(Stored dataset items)

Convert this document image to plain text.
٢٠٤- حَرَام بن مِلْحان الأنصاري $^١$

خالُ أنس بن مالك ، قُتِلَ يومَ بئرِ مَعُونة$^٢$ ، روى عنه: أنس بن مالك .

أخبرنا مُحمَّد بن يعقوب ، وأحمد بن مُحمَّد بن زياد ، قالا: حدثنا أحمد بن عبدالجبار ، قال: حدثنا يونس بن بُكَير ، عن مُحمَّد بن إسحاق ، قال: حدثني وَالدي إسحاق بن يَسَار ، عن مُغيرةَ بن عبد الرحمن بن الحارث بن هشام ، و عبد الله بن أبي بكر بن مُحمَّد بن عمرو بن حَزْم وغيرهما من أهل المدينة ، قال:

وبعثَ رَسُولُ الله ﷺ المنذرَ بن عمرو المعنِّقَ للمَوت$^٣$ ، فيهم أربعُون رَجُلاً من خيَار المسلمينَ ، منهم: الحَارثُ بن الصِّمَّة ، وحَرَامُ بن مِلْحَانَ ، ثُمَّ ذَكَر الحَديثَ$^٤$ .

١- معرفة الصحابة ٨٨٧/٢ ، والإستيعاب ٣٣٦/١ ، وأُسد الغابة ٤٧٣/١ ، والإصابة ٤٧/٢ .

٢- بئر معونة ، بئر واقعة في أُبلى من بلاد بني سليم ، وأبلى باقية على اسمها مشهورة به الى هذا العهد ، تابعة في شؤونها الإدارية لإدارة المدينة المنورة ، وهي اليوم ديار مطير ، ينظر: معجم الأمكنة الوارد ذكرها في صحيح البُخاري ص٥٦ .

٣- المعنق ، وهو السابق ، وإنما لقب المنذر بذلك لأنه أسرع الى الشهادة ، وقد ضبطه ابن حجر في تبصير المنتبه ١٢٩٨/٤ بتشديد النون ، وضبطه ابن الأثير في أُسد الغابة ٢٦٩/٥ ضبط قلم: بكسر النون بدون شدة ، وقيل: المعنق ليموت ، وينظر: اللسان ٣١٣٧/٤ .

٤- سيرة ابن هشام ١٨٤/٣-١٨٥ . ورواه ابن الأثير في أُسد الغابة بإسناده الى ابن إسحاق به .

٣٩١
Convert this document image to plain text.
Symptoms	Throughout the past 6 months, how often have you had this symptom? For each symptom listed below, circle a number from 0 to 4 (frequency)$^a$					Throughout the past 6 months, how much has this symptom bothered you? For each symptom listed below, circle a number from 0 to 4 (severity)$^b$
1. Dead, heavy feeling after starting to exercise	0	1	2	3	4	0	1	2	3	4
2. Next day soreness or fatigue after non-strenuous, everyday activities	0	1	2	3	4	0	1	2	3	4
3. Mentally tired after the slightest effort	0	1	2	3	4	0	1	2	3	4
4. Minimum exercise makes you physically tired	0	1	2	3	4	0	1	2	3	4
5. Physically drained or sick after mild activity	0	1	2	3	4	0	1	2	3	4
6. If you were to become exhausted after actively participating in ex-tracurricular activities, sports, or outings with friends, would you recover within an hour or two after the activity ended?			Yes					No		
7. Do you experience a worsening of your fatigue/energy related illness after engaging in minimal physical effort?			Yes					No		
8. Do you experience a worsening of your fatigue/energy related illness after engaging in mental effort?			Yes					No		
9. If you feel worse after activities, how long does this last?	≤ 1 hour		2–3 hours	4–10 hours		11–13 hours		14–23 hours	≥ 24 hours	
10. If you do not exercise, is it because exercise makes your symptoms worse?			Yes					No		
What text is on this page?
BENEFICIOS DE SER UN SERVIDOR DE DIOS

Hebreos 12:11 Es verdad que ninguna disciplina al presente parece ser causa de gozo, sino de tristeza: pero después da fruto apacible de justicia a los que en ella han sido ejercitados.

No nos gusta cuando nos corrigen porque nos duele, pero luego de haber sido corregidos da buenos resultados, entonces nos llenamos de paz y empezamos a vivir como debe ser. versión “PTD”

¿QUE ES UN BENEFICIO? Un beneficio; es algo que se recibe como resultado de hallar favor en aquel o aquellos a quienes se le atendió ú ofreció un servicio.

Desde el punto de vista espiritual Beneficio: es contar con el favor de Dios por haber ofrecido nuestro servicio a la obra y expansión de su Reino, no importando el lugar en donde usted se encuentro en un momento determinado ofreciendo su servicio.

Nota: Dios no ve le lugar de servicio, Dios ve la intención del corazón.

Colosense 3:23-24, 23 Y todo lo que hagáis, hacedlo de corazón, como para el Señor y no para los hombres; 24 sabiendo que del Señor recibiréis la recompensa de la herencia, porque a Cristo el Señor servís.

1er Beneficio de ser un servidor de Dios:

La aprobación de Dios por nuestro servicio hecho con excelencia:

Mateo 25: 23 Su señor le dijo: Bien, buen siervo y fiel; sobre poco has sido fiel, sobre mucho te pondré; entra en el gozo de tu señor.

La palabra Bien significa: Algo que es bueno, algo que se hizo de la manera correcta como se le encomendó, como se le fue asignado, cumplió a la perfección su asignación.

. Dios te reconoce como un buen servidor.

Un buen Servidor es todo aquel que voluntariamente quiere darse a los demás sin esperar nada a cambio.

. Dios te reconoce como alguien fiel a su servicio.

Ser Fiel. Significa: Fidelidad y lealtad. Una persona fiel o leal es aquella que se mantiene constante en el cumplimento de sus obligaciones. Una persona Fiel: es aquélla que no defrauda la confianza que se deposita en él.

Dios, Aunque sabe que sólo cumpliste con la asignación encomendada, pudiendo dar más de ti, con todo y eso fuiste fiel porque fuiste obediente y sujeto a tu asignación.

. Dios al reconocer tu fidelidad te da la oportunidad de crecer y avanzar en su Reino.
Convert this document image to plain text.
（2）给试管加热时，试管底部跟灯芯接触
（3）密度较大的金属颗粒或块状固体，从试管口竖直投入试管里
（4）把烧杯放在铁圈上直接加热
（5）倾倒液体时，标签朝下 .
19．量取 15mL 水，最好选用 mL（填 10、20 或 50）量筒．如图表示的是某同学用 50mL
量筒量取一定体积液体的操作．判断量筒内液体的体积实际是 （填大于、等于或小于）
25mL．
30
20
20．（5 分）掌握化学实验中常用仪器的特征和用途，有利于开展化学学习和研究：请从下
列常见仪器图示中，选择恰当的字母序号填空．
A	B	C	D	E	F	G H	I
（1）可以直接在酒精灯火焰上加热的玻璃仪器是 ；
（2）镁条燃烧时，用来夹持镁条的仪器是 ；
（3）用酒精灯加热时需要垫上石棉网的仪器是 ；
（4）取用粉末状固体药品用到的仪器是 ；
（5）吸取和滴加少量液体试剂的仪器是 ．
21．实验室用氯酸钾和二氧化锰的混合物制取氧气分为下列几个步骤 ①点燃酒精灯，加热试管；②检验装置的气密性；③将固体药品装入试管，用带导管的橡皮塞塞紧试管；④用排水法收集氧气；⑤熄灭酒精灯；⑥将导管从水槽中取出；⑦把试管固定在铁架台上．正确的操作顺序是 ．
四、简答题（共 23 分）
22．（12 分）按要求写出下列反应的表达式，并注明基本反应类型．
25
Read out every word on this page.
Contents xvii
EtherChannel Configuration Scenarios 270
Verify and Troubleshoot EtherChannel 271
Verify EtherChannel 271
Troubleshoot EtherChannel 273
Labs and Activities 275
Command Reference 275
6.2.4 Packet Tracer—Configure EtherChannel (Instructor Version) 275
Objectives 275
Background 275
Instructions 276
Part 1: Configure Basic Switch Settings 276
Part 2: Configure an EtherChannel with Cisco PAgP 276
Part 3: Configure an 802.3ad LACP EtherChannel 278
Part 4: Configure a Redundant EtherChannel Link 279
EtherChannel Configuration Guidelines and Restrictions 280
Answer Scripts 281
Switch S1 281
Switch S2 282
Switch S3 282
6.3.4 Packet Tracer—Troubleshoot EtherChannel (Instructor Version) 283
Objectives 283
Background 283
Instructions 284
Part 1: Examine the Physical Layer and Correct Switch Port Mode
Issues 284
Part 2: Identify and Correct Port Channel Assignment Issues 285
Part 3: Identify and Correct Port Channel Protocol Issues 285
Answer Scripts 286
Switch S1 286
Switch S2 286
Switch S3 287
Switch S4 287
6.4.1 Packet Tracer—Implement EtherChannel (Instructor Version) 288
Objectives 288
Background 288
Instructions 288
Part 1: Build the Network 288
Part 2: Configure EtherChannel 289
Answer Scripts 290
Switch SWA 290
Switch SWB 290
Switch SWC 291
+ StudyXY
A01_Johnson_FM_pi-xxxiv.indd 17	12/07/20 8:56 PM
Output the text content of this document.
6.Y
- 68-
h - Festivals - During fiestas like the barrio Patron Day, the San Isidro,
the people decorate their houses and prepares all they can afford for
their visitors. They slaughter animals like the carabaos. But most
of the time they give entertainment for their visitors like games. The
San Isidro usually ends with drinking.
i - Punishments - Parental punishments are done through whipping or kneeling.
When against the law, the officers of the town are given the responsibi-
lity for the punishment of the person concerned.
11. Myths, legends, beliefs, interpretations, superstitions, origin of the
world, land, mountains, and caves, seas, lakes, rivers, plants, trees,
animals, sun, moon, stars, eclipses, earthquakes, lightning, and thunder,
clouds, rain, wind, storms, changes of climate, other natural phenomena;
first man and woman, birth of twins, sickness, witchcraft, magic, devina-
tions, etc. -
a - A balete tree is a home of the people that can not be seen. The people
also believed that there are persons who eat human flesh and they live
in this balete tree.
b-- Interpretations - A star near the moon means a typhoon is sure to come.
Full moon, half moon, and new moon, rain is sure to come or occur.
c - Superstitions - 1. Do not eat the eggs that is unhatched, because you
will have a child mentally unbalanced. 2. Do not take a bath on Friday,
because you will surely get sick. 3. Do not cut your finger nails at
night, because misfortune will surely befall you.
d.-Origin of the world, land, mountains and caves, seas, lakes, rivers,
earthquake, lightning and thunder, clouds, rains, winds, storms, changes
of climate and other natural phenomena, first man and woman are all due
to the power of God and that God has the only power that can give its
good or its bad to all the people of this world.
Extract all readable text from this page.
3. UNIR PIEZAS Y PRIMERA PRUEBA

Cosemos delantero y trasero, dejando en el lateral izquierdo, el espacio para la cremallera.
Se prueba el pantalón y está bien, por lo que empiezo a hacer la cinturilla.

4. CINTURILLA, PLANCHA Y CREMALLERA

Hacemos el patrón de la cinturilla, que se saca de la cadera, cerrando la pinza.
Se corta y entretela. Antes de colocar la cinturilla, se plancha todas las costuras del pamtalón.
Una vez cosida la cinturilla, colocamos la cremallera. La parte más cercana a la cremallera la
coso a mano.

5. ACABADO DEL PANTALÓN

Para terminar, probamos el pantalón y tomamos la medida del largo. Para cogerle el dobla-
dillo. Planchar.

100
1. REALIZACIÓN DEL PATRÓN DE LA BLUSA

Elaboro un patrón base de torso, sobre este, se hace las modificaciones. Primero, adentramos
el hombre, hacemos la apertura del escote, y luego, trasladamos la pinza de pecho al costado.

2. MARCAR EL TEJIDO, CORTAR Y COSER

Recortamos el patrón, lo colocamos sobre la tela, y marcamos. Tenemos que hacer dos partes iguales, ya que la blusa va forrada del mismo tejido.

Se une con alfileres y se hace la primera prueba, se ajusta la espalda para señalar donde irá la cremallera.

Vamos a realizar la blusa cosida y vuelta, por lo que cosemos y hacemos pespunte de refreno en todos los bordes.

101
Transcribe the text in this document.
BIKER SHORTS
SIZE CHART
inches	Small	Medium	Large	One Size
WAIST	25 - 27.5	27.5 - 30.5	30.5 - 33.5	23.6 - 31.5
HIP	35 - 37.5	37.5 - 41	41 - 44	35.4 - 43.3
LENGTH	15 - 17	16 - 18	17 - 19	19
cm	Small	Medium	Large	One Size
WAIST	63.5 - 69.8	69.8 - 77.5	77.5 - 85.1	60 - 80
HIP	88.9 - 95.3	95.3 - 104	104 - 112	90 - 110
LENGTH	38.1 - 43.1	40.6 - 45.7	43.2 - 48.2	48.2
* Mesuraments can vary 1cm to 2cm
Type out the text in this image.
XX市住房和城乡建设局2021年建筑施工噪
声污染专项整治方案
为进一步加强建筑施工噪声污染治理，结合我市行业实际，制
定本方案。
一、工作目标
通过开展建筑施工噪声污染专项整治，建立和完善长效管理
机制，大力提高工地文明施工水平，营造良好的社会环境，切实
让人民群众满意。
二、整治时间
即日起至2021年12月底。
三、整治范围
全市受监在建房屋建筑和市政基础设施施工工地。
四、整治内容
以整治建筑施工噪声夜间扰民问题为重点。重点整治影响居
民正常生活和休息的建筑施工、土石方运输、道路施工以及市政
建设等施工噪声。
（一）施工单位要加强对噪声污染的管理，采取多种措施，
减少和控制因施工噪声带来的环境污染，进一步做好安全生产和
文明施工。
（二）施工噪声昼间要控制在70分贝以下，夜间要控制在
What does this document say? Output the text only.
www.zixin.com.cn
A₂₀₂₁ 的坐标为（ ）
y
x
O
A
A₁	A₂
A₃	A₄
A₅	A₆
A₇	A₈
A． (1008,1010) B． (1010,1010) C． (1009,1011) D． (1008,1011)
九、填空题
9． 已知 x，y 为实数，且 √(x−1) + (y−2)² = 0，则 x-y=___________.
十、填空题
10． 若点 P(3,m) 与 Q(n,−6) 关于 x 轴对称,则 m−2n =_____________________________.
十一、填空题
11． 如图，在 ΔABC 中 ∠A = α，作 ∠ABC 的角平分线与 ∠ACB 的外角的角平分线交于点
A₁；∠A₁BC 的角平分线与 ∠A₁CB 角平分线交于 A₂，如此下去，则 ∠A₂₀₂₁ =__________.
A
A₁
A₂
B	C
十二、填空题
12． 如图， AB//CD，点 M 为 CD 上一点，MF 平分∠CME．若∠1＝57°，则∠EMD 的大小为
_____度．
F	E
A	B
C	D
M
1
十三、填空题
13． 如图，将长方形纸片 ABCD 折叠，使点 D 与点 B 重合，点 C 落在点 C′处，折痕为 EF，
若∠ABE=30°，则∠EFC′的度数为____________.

Goal. Starting at the line with "What does this", copy every line up to and including the last one in the entries above.

Result below.
What does this document say? Output the text only.
www.zixin.com.cn
A₂₀₂₁ 的坐标为（ ）
y
x
O
A
A₁	A₂
A₃	A₄
A₅	A₆
A₇	A₈
A． (1008,1010) B． (1010,1010) C． (1009,1011) D． (1008,1011)
九、填空题
9． 已知 x，y 为实数，且 √(x−1) + (y−2)² = 0，则 x-y=___________.
十、填空题
10． 若点 P(3,m) 与 Q(n,−6) 关于 x 轴对称,则 m−2n =_____________________________.
十一、填空题
11． 如图，在 ΔABC 中 ∠A = α，作 ∠ABC 的角平分线与 ∠ACB 的外角的角平分线交于点
A₁；∠A₁BC 的角平分线与 ∠A₁CB 角平分线交于 A₂，如此下去，则 ∠A₂₀₂₁ =__________.
A
A₁
A₂
B	C
十二、填空题
12． 如图， AB//CD，点 M 为 CD 上一点，MF 平分∠CME．若∠1＝57°，则∠EMD 的大小为
_____度．
F	E
A	B
C	D
M
1
十三、填空题
13． 如图，将长方形纸片 ABCD 折叠，使点 D 与点 B 重合，点 C 落在点 C′处，折痕为 EF，
若∠ABE=30°，则∠EFC′的度数为____________.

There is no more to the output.